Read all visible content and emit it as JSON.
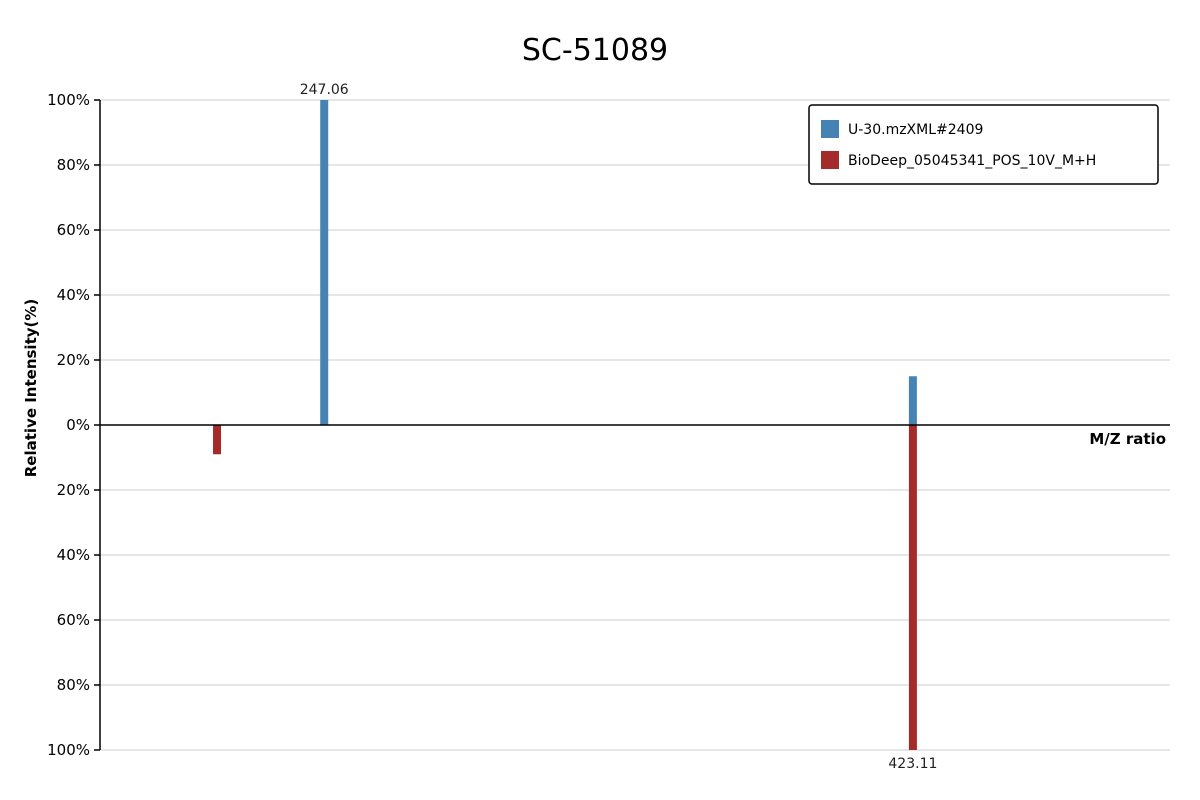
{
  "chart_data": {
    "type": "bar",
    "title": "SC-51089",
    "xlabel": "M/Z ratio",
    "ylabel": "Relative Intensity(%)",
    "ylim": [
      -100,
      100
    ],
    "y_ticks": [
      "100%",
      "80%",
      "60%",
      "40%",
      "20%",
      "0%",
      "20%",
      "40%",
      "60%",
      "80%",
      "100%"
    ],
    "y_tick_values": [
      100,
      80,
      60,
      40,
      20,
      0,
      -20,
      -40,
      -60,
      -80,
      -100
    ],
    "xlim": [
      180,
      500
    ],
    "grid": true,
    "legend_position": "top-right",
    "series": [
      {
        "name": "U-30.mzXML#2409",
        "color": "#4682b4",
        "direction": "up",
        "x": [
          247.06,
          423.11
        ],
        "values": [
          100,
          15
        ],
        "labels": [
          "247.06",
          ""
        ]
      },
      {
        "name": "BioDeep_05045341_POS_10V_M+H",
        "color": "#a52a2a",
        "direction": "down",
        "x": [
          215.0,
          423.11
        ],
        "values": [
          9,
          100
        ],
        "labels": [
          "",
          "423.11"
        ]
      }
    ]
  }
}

______

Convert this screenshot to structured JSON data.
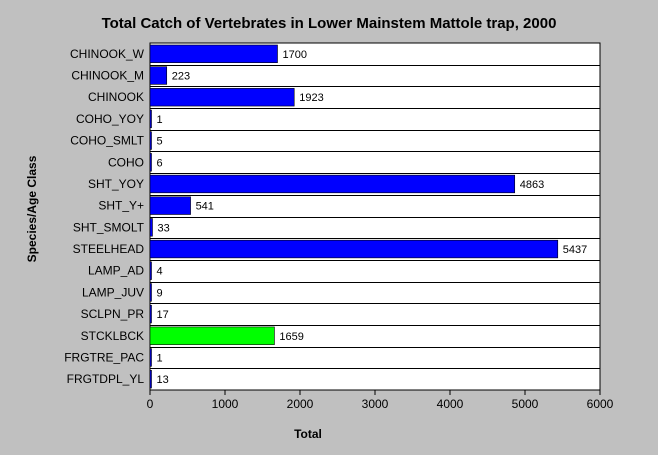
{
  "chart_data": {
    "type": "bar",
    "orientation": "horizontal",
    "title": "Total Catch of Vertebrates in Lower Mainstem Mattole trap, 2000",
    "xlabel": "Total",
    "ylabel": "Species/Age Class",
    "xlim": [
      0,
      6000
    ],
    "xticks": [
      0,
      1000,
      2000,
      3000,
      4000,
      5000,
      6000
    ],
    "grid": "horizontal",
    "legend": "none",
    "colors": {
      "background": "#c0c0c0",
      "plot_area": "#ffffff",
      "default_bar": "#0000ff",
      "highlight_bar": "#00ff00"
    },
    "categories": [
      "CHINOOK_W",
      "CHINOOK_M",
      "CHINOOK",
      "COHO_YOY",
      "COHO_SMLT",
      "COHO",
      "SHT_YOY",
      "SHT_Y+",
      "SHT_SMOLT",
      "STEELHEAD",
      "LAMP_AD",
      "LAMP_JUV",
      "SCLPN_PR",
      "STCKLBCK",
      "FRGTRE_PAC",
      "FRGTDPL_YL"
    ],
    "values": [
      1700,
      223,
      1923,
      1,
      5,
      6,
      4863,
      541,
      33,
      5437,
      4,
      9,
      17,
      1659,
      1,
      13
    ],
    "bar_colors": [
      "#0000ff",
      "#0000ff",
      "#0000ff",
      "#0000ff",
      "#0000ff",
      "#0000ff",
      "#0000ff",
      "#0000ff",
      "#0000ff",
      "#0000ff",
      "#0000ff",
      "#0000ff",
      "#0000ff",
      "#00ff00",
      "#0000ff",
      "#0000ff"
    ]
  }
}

______

> [Set exercise] Search the records for the word "JSON". Copy every line that has it.

> [Exercise answer]
Read all visible content and emit it as JSON.
Convert this screenshot to structured JSON data.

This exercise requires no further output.